Reproduce all of the data below, swapping each occurrence of "interactable" for "clickable" and leaving everything else unchanged. Omit the pictures from your answer.

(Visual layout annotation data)
**********

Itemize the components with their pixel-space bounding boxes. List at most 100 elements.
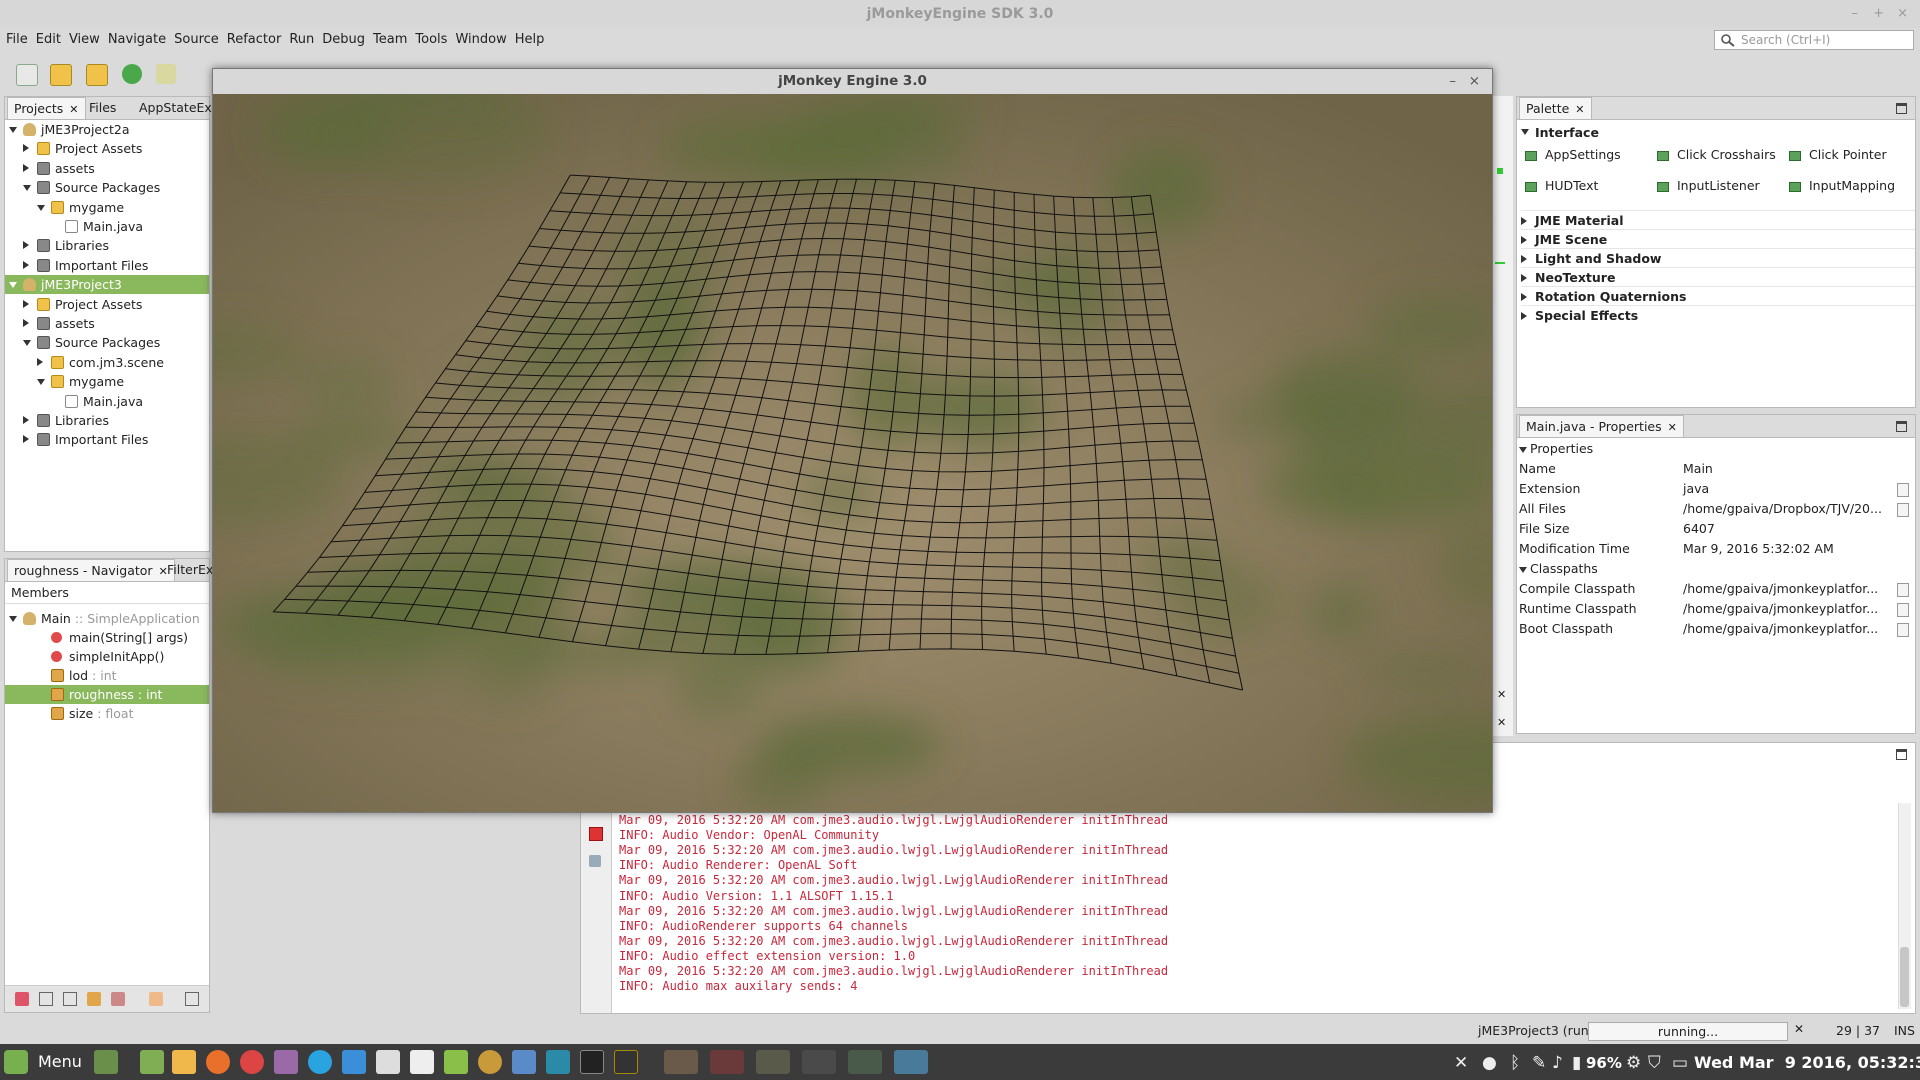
- expand-icon[interactable]: [23, 299, 29, 308]
- minimize-button[interactable]: –: [1852, 0, 1859, 28]
- tree-item[interactable]: Libraries: [5, 411, 209, 430]
- tab-files[interactable]: Files: [83, 97, 122, 119]
- scrollbar-thumb[interactable]: [1900, 947, 1909, 1007]
- terrain-render[interactable]: [213, 94, 1492, 812]
- close-button[interactable]: ×: [1897, 0, 1908, 28]
- sort-alpha-icon[interactable]: [185, 992, 199, 1006]
- close-icon[interactable]: ✕: [1575, 103, 1584, 116]
- chrome-icon[interactable]: [240, 1050, 264, 1074]
- collapse-icon[interactable]: [9, 616, 17, 622]
- palette-item[interactable]: InputListener: [1657, 176, 1760, 196]
- property-section[interactable]: Properties: [1519, 439, 1915, 459]
- property-value[interactable]: Main: [1683, 459, 1713, 479]
- menu-source[interactable]: Source: [170, 28, 223, 52]
- palette-category[interactable]: NeoTexture: [1521, 267, 1915, 287]
- expand-icon[interactable]: [23, 319, 29, 327]
- terminal-icon[interactable]: [580, 1050, 604, 1074]
- palette-item[interactable]: Click Pointer: [1789, 145, 1887, 165]
- collapse-icon[interactable]: [23, 340, 31, 347]
- expand-icon[interactable]: [23, 435, 29, 444]
- navigator-item[interactable]: size : float: [5, 704, 209, 723]
- palette-category[interactable]: Light and Shadow: [1521, 248, 1915, 268]
- tree-item[interactable]: Main.java: [5, 217, 209, 236]
- search-box[interactable]: Search (Ctrl+I): [1714, 30, 1914, 50]
- tab-palette[interactable]: Palette ✕: [1519, 97, 1592, 119]
- edit-property-button[interactable]: [1897, 623, 1909, 637]
- tree-item[interactable]: Project Assets: [5, 295, 209, 314]
- bluetooth-icon[interactable]: ᛒ: [1510, 1053, 1520, 1073]
- new-project-icon[interactable]: [50, 64, 72, 86]
- menu-edit[interactable]: Edit: [32, 28, 65, 52]
- start-menu-button[interactable]: Menu: [2, 1050, 92, 1074]
- property-value[interactable]: /home/gpaiva/jmonkeyplatfor...: [1683, 619, 1878, 639]
- palette-item[interactable]: AppSettings: [1525, 145, 1621, 165]
- network-icon[interactable]: ⚙: [1626, 1053, 1641, 1073]
- property-row[interactable]: File Size 6407: [1519, 519, 1915, 539]
- palette-item[interactable]: InputMapping: [1789, 176, 1895, 196]
- filter-nonpublic-icon[interactable]: [63, 992, 77, 1006]
- download-icon[interactable]: [122, 64, 142, 84]
- expand-icon[interactable]: [37, 357, 43, 366]
- minimize-panel-icon[interactable]: [1896, 103, 1907, 114]
- edit-property-button[interactable]: [1897, 483, 1909, 497]
- show-desktop-icon[interactable]: [94, 1050, 118, 1074]
- tree-item[interactable]: Project Assets: [5, 139, 209, 158]
- edit-property-button[interactable]: [1897, 603, 1909, 617]
- menu-navigate[interactable]: Navigate: [104, 28, 170, 52]
- app-icon[interactable]: [342, 1050, 366, 1074]
- members-dropdown[interactable]: Members: [5, 583, 209, 604]
- close-button[interactable]: ×: [1469, 69, 1480, 94]
- collapse-icon[interactable]: [37, 204, 45, 211]
- open-window-button[interactable]: [802, 1050, 836, 1074]
- tree-item[interactable]: Libraries: [5, 236, 209, 255]
- palette-category-interface[interactable]: Interface: [1521, 123, 1599, 142]
- palette-category[interactable]: Rotation Quaternions: [1521, 286, 1915, 306]
- tree-item[interactable]: Source Packages: [5, 333, 209, 352]
- sort-icon[interactable]: [149, 992, 163, 1006]
- property-section[interactable]: Classpaths: [1519, 559, 1915, 579]
- pen-icon[interactable]: ✎: [1532, 1053, 1546, 1073]
- tab-properties[interactable]: Main.java - Properties ✕: [1519, 415, 1684, 437]
- user-icon[interactable]: ●: [1482, 1053, 1497, 1073]
- cancel-task-icon[interactable]: ✕: [1794, 1022, 1804, 1036]
- navigator-item[interactable]: Main :: SimpleApplication: [5, 609, 209, 628]
- tree-item[interactable]: Important Files: [5, 430, 209, 449]
- palette-category[interactable]: JME Scene: [1521, 229, 1915, 249]
- tree-item[interactable]: assets: [5, 159, 209, 178]
- expand-icon[interactable]: [23, 144, 29, 153]
- menu-window[interactable]: Window: [451, 28, 510, 52]
- collapse-icon[interactable]: [9, 282, 17, 289]
- android-icon[interactable]: [444, 1050, 468, 1074]
- menu-tools[interactable]: Tools: [411, 28, 451, 52]
- virtualbox-icon[interactable]: [512, 1050, 536, 1074]
- property-value[interactable]: 6407: [1683, 519, 1715, 539]
- game-window[interactable]: jMonkey Engine 3.0 – ×: [212, 68, 1493, 813]
- tree-item[interactable]: mygame: [5, 198, 209, 217]
- close-icon[interactable]: ✕: [1668, 421, 1677, 434]
- property-row[interactable]: Extension java: [1519, 479, 1915, 499]
- minimize-panel-icon[interactable]: [1896, 749, 1907, 760]
- open-window-button[interactable]: [848, 1050, 882, 1074]
- expand-icon[interactable]: [23, 416, 29, 424]
- clock[interactable]: Wed Mar 9 2016, 05:32:33: [1694, 1053, 1920, 1072]
- shield-icon[interactable]: ⛉: [1648, 1053, 1661, 1073]
- palette-category[interactable]: Special Effects: [1521, 305, 1915, 325]
- open-project-icon[interactable]: [86, 64, 108, 86]
- edit-property-button[interactable]: [1897, 583, 1909, 597]
- property-row[interactable]: Compile Classpath/home/gpaiva/jmonkeypla…: [1519, 579, 1915, 599]
- close-icon[interactable]: ✕: [69, 103, 78, 116]
- new-file-icon[interactable]: [16, 64, 38, 86]
- close-all-icon[interactable]: ✕: [1454, 1053, 1468, 1073]
- tree-item[interactable]: assets: [5, 314, 209, 333]
- palette-item[interactable]: Click Crosshairs: [1657, 145, 1776, 165]
- app-icon[interactable]: [172, 1050, 196, 1074]
- tree-item[interactable]: jME3Project2a: [5, 120, 209, 139]
- property-row[interactable]: Name Main: [1519, 459, 1915, 479]
- tree-item[interactable]: com.jm3.scene: [5, 353, 209, 372]
- filter-fields-icon[interactable]: [15, 992, 29, 1006]
- collapse-icon[interactable]: [9, 127, 17, 133]
- property-value[interactable]: /home/gpaiva/jmonkeyplatfor...: [1683, 599, 1878, 619]
- palette-item[interactable]: HUDText: [1525, 176, 1598, 196]
- output-console[interactable]: Mar 09, 2016 5:32:20 AM com.jme3.audio.l…: [619, 813, 1895, 1013]
- app-icon[interactable]: [546, 1050, 570, 1074]
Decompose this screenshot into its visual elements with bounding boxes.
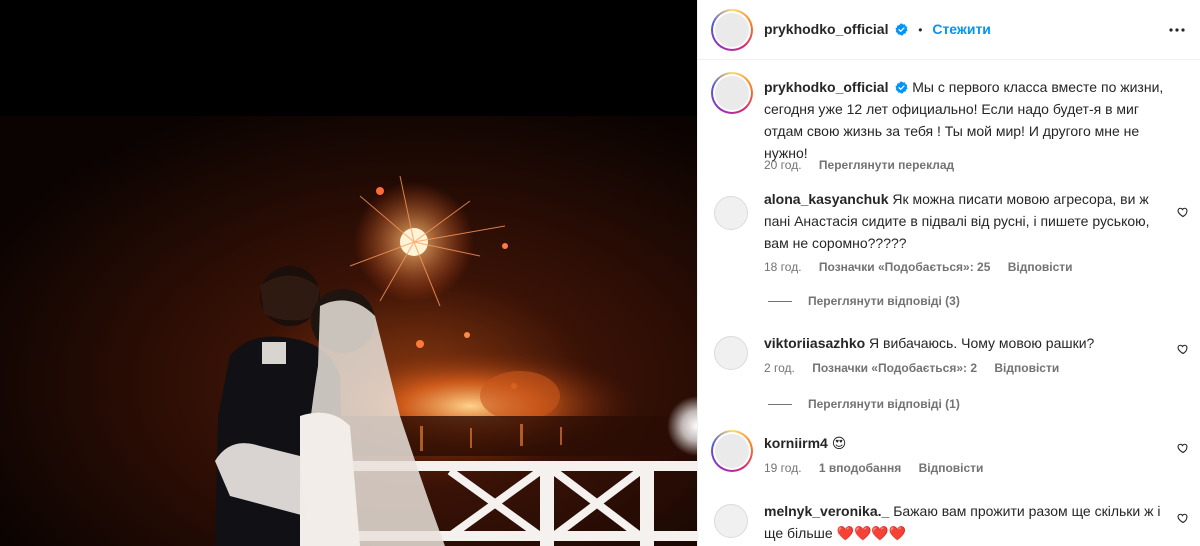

**********

**CORRECT RESPONSE**:
Itemize the components with their pixel-space bounding boxes. List at most 100 elements.
- expand-icon[clickable]: [23, 299, 29, 308]
- minimize-button[clickable]: –: [1852, 0, 1859, 28]
- tree-item[clickable]: Libraries: [5, 411, 209, 430]
- tab-files[clickable]: Files: [83, 97, 122, 119]
- scrollbar-thumb[clickable]: [1900, 947, 1909, 1007]
- terrain-render[clickable]: [213, 94, 1492, 812]
- close-button[clickable]: ×: [1897, 0, 1908, 28]
- sort-alpha-icon[clickable]: [185, 992, 199, 1006]
- close-icon[clickable]: ✕: [1575, 103, 1584, 116]
- chrome-icon[clickable]: [240, 1050, 264, 1074]
- collapse-icon[clickable]: [9, 616, 17, 622]
- palette-item[clickable]: InputListener: [1657, 176, 1760, 196]
- property-section[clickable]: Properties: [1519, 439, 1915, 459]
- property-value[clickable]: Main: [1683, 459, 1713, 479]
- menu-source[clickable]: Source: [170, 28, 223, 52]
- palette-category[clickable]: NeoTexture: [1521, 267, 1915, 287]
- expand-icon[clickable]: [23, 319, 29, 327]
- terminal-icon[clickable]: [580, 1050, 604, 1074]
- palette-item[clickable]: Click Pointer: [1789, 145, 1887, 165]
- collapse-icon[clickable]: [23, 340, 31, 347]
- expand-icon[clickable]: [23, 435, 29, 444]
- navigator-item[clickable]: size : float: [5, 704, 209, 723]
- palette-category[clickable]: Light and Shadow: [1521, 248, 1915, 268]
- tree-item[clickable]: Main.java: [5, 217, 209, 236]
- search-box[clickable]: Search (Ctrl+I): [1714, 30, 1914, 50]
- tab-palette[clickable]: Palette ✕: [1519, 97, 1592, 119]
- edit-property-button[clickable]: [1897, 623, 1909, 637]
- tree-item[clickable]: Project Assets: [5, 295, 209, 314]
- bluetooth-icon[clickable]: ᛒ: [1510, 1053, 1520, 1073]
- new-project-icon[clickable]: [50, 64, 72, 86]
- menu-edit[clickable]: Edit: [32, 28, 65, 52]
- start-menu-button[clickable]: Menu: [2, 1050, 92, 1074]
- property-value[clickable]: /home/gpaiva/jmonkeyplatfor...: [1683, 619, 1878, 639]
- palette-item[clickable]: AppSettings: [1525, 145, 1621, 165]
- network-icon[clickable]: ⚙: [1626, 1053, 1641, 1073]
- property-row[clickable]: File Size 6407: [1519, 519, 1915, 539]
- palette-item[clickable]: InputMapping: [1789, 176, 1895, 196]
- filter-nonpublic-icon[clickable]: [63, 992, 77, 1006]
- download-icon[clickable]: [122, 64, 142, 84]
- expand-icon[clickable]: [37, 357, 43, 366]
- minimize-panel-icon[clickable]: [1896, 103, 1907, 114]
- edit-property-button[clickable]: [1897, 483, 1909, 497]
- show-desktop-icon[clickable]: [94, 1050, 118, 1074]
- tree-item[clickable]: Project Assets: [5, 139, 209, 158]
- edit-property-button[clickable]: [1897, 603, 1909, 617]
- menu-navigate[clickable]: Navigate: [104, 28, 170, 52]
- app-icon[clickable]: [342, 1050, 366, 1074]
- members-dropdown[clickable]: Members: [5, 583, 209, 604]
- close-button[clickable]: ×: [1469, 69, 1480, 94]
- collapse-icon[clickable]: [37, 204, 45, 211]
- open-window-button[clickable]: [802, 1050, 836, 1074]
- tree-item[clickable]: Libraries: [5, 236, 209, 255]
- palette-category-interface[clickable]: Interface: [1521, 123, 1599, 142]
- palette-category[clickable]: Rotation Quaternions: [1521, 286, 1915, 306]
- tree-item[clickable]: Source Packages: [5, 333, 209, 352]
- sort-icon[clickable]: [149, 992, 163, 1006]
- property-section[clickable]: Classpaths: [1519, 559, 1915, 579]
- pen-icon[clickable]: ✎: [1532, 1053, 1546, 1073]
- tab-properties[clickable]: Main.java - Properties ✕: [1519, 415, 1684, 437]
- user-icon[clickable]: ●: [1482, 1053, 1497, 1073]
- cancel-task-icon[clickable]: ✕: [1794, 1022, 1804, 1036]
- navigator-item[clickable]: Main :: SimpleApplication: [5, 609, 209, 628]
- tree-item[clickable]: Important Files: [5, 430, 209, 449]
- palette-category[clickable]: JME Scene: [1521, 229, 1915, 249]
- tree-item[clickable]: assets: [5, 159, 209, 178]
- expand-icon[clickable]: [23, 144, 29, 153]
- menu-window[clickable]: Window: [451, 28, 510, 52]
- collapse-icon[clickable]: [9, 282, 17, 289]
- android-icon[clickable]: [444, 1050, 468, 1074]
- menu-tools[clickable]: Tools: [411, 28, 451, 52]
- virtualbox-icon[clickable]: [512, 1050, 536, 1074]
- property-value[clickable]: 6407: [1683, 519, 1715, 539]
- game-window[clickable]: jMonkey Engine 3.0 – ×: [212, 68, 1493, 813]
- tree-item[clickable]: mygame: [5, 198, 209, 217]
- close-icon[clickable]: ✕: [1668, 421, 1677, 434]
- property-row[clickable]: Extension java: [1519, 479, 1915, 499]
- minimize-panel-icon[clickable]: [1896, 749, 1907, 760]
- open-window-button[clickable]: [848, 1050, 882, 1074]
- expand-icon[clickable]: [23, 416, 29, 424]
- clock[clickable]: Wed Mar 9 2016, 05:32:33: [1694, 1053, 1920, 1072]
- shield-icon[clickable]: ⛉: [1648, 1053, 1661, 1073]
- palette-category[clickable]: Special Effects: [1521, 305, 1915, 325]
- open-project-icon[clickable]: [86, 64, 108, 86]
- edit-property-button[clickable]: [1897, 583, 1909, 597]
- property-row[clickable]: Compile Classpath/home/gpaiva/jmonkeypla…: [1519, 579, 1915, 599]
- close-icon[clickable]: ✕: [69, 103, 78, 116]
- new-file-icon[clickable]: [16, 64, 38, 86]
- close-all-icon[clickable]: ✕: [1454, 1053, 1468, 1073]
- tree-item[clickable]: assets: [5, 314, 209, 333]
- palette-item[clickable]: Click Crosshairs: [1657, 145, 1776, 165]
- app-icon[clickable]: [172, 1050, 196, 1074]
- tree-item[clickable]: jME3Project2a: [5, 120, 209, 139]
- property-row[clickable]: Name Main: [1519, 459, 1915, 479]
- tree-item[clickable]: com.jm3.scene: [5, 353, 209, 372]
- filter-fields-icon[clickable]: [15, 992, 29, 1006]
- collapse-icon[clickable]: [9, 127, 17, 133]
- property-value[clickable]: /home/gpaiva/jmonkeyplatfor...: [1683, 599, 1878, 619]
- palette-item[clickable]: HUDText: [1525, 176, 1598, 196]
- output-console[clickable]: Mar 09, 2016 5:32:20 AM com.jme3.audio.l…: [619, 813, 1895, 1013]
- app-icon[clickable]: [546, 1050, 570, 1074]
Decompose this screenshot into its visual elements with bounding boxes.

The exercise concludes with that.